> _DATA TO PROCESS_
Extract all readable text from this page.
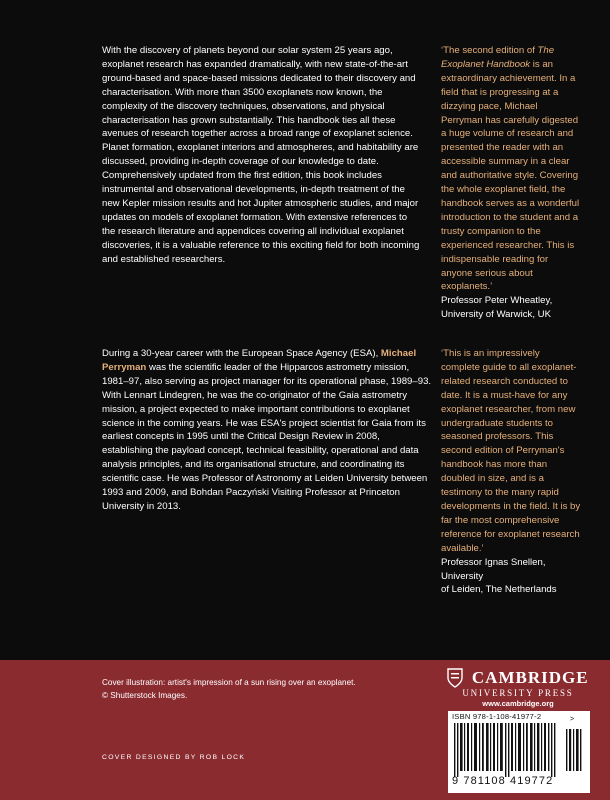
With the discovery of planets beyond our solar system 25 years ago, exoplanet research has expanded dramatically, with new state-of-the-art ground-based and space-based missions dedicated to their discovery and characterisation. With more than 3500 exoplanets now known, the complexity of the discovery techniques, observations, and physical characterisation has grown substantially. This handbook ties all these avenues of research together across a broad range of exoplanet science. Planet formation, exoplanet interiors and atmospheres, and habitability are discussed, providing in-depth coverage of our knowledge to date. Comprehensively updated from the first edition, this book includes instrumental and observational developments, in-depth treatment of the new Kepler mission results and hot Jupiter atmospheric studies, and major updates on models of exoplanet formation. With extensive references to the research literature and appendices covering all individual exoplanet discoveries, it is a valuable reference to this exciting field for both incoming and established researchers.
During a 30-year career with the European Space Agency (ESA), Michael Perryman was the scientific leader of the Hipparcos astrometry mission, 1981–97, also serving as project manager for its operational phase, 1989–93. With Lennart Lindegren, he was the co-originator of the Gaia astrometry mission, a project expected to make important contributions to exoplanet science in the coming years. He was ESA's project scientist for Gaia from its earliest concepts in 1995 until the Critical Design Review in 2008, establishing the payload concept, technical feasibility, operational and data analysis principles, and its organisational structure, and coordinating its scientific case. He was Professor of Astronomy at Leiden University between 1993 and 2009, and Bohdan Paczyński Visiting Professor at Princeton University in 2013.
‘The second edition of The Exoplanet Handbook is an extraordinary achievement. In a field that is progressing at a dizzying pace, Michael Perryman has carefully digested a huge volume of research and presented the reader with an accessible summary in a clear and authoritative style. Covering the whole exoplanet field, the handbook serves as a wonderful introduction to the student and a trusty companion to the experienced researcher. This is indispensable reading for anyone serious about exoplanets.’
Professor Peter Wheatley,
University of Warwick, UK
‘This is an impressively complete guide to all exoplanet-related research conducted to date. It is a must-have for any exoplanet researcher, from new undergraduate students to seasoned professors. This second edition of Perryman's handbook has more than doubled in size, and is a testimony to the many rapid developments in the field. It is by far the most comprehensive reference for exoplanet research available.’
Professor Ignas Snellen, University
of Leiden, The Netherlands
Cover illustration: artist's impression of a sun rising over an exoplanet.
© Shutterstock Images.
COVER DESIGNED BY ROB LOCK
CAMBRIDGE
UNIVERSITY PRESS
www.cambridge.org
ISBN 978-1-108-41977-2
9 781108 419772
>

> _SET TASK_
Single out each line of the records above with the string "edition" in it, and copy it.

> _WRITTEN RESPONSE_
With the discovery of planets beyond our solar system 25 years ago, exoplanet research has expanded dramatically, with new state-of-the-art ground-based and space-based missions dedicated to their discovery and characterisation. With more than 3500 exoplanets now known, the complexity of the discovery techniques, observations, and physical characterisation has grown substantially. This handbook ties all these avenues of research together across a broad range of exoplanet science. Planet formation, exoplanet interiors and atmospheres, and habitability are discussed, providing in-depth coverage of our knowledge to date. Comprehensively updated from the first edition, this book includes instrumental and observational developments, in-depth treatment of the new Kepler mission results and hot Jupiter atmospheric studies, and major updates on models of exoplanet formation. With extensive references to the research literature and appendices covering all individual exoplanet discoveries, it is a valuable reference to this exciting field for both incoming and established researchers.
‘The second edition of The Exoplanet Handbook is an extraordinary achievement. In a field that is progressing at a dizzying pace, Michael Perryman has carefully digested a huge volume of research and presented the reader with an accessible summary in a clear and authoritative style. Covering the whole exoplanet field, the handbook serves as a wonderful introduction to the student and a trusty companion to the experienced researcher. This is indispensable reading for anyone serious about exoplanets.’
‘This is an impressively complete guide to all exoplanet-related research conducted to date. It is a must-have for any exoplanet researcher, from new undergraduate students to seasoned professors. This second edition of Perryman's handbook has more than doubled in size, and is a testimony to the many rapid developments in the field. It is by far the most comprehensive reference for exoplanet research available.’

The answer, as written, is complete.